**Selected text**.

(Please see the attached document for ML and AI trends in Banking and Credit)
Background
The math and the core tools of Machine Learning have not changed significantly over time.
Rene Descartes lived around 400 years ago and theorized the linear equations related to matrix algebra and common regression techniques. Linear regression is a bedrock modeling approach used in bank demand and credit risk algorithms.
Thomas Bayes lived over 250 years ago and Bayesian math-based conditional probability is at the core of “next product” algorithms.
Neural Networks are the “babies” of only about 30 years old.
What has changed is:
⁃Ability to handle larger data sets
⁃Speed of processing
⁃Automation of quantitative processes that used to be handled manually by the analysts.
⁃Use of Python to speed/simplify the implementation of new models
AI / ML maturity model:
Manual learning => Supervised Learning => Unsupervised Learning
Manual – people (data scientists) perform the machine learning tasks and manually teach (augment) the algorithms to implement. Data scientists primarily focus on functional shape and data relationships. They also apply various algorithm techniques.
Supervised - Algorithms apply what has been learned in the past to predict the outcome of new data. Common in credit risk modeling with more accurate results than methodologies such as logistic or linear regression.

**Tasks to perform**.
(A) Can you reproduce everything in the machine learning passage from "Rene Descartes lived" down to "30 years old."?
(B) Answer these about the machine learning passage:
(i) How long ago did Thomas Bayes live?
(ii) Which programming language is named as a way to speed up or simplify implementing new models?
(iii) In the maturity model, which stage comes after Supervised Learning?
(C) Could you pick up the machine learning passage from its last sentence and carry it on?
The rows after this point have no connection to the machine learning passage.

**Listed records**.
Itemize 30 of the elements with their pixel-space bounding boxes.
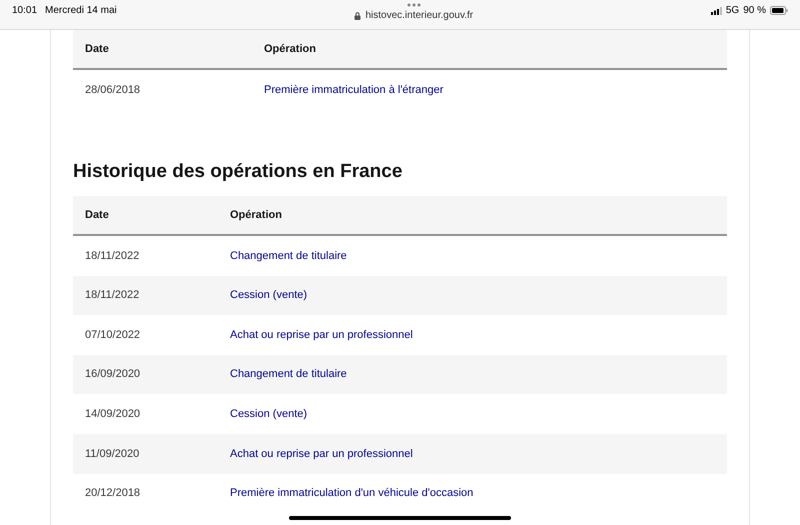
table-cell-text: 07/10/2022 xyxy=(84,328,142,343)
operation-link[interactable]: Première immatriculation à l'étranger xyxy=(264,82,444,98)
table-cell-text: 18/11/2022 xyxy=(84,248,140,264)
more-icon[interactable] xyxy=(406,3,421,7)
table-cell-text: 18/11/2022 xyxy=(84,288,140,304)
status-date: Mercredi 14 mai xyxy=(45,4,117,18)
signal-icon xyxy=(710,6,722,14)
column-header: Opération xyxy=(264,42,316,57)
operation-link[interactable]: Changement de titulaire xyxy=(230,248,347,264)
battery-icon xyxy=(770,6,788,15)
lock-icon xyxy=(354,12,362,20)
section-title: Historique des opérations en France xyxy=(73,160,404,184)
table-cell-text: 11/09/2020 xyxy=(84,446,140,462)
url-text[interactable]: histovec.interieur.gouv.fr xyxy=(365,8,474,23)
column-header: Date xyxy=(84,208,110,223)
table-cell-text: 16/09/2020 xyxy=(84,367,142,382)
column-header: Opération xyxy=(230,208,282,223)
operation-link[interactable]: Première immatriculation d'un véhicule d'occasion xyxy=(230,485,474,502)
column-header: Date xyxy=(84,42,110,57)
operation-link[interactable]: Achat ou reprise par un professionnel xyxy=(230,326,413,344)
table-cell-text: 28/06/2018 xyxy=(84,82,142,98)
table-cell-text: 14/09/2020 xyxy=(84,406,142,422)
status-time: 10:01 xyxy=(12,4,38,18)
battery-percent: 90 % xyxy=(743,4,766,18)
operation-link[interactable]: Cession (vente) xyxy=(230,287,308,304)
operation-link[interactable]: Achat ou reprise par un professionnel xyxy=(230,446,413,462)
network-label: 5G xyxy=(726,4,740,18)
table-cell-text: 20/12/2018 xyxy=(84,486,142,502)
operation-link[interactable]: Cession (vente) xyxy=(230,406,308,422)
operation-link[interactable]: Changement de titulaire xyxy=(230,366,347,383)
* * *
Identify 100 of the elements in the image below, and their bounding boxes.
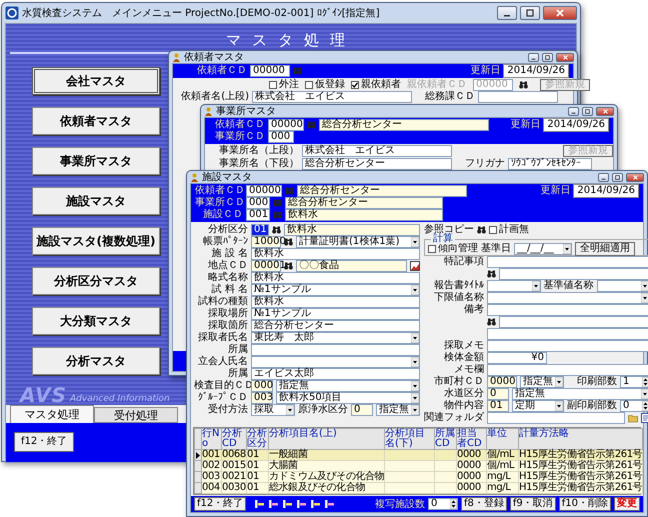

**Task-by-task outputs**.
(A)
Rene Descartes lived around 400 years ago and theorized the linear equations related to matrix algebra and common regression techniques. Linear regression is a bedrock modeling approach used in bank demand and credit risk algorithms.
Thomas Bayes lived over 250 years ago and Bayesian math-based conditional probability is at the core of “next product” algorithms.
Neural Networks are the “babies” of only about 30 years old.

(B)
(i) Over 250 years ago.
(ii) Python.
(iii) Unsupervised Learning.

(C)
Unsupervised - Algorithms draw inferences from or look for patterns in datasets. These are more advanced forms of AI and their use in credit risk is limited.
Best Practices
Best Practices in the Data Preparation Stage
Completely understand the project goal (note: This includes a deep dive/documentation of business and technical assumptions)
Collect all fields that are relevant
Maintain consistency of field values
Deal with missing data
Best Practices In The Training Sets Generation Stage
Determine categorical features with numerical values
Decide on whether or not to encode categorical features
Decide on whether or not to reduce dimensionality and if so how
Likely improving performance as prediction models will learn from data with less redundant or correlated features (Note: Very important. PCA and other variable transformation approaches can help )
Decide on whether or not to scale features
Perform feature engineering with domain expertise
Perform feature engineering without domain expertise
Document how each feature is generated (note: This is critical! Relates to learning as an asset. Best Practices In The Model Training, Evaluation, and Selection )
Best Practices In The Model Training, Evaluation, and Selection Stage
Choose the right algorithm(s) to start with
Naive Bayes
Logistic regression
SVM
Random forest (or decision tree)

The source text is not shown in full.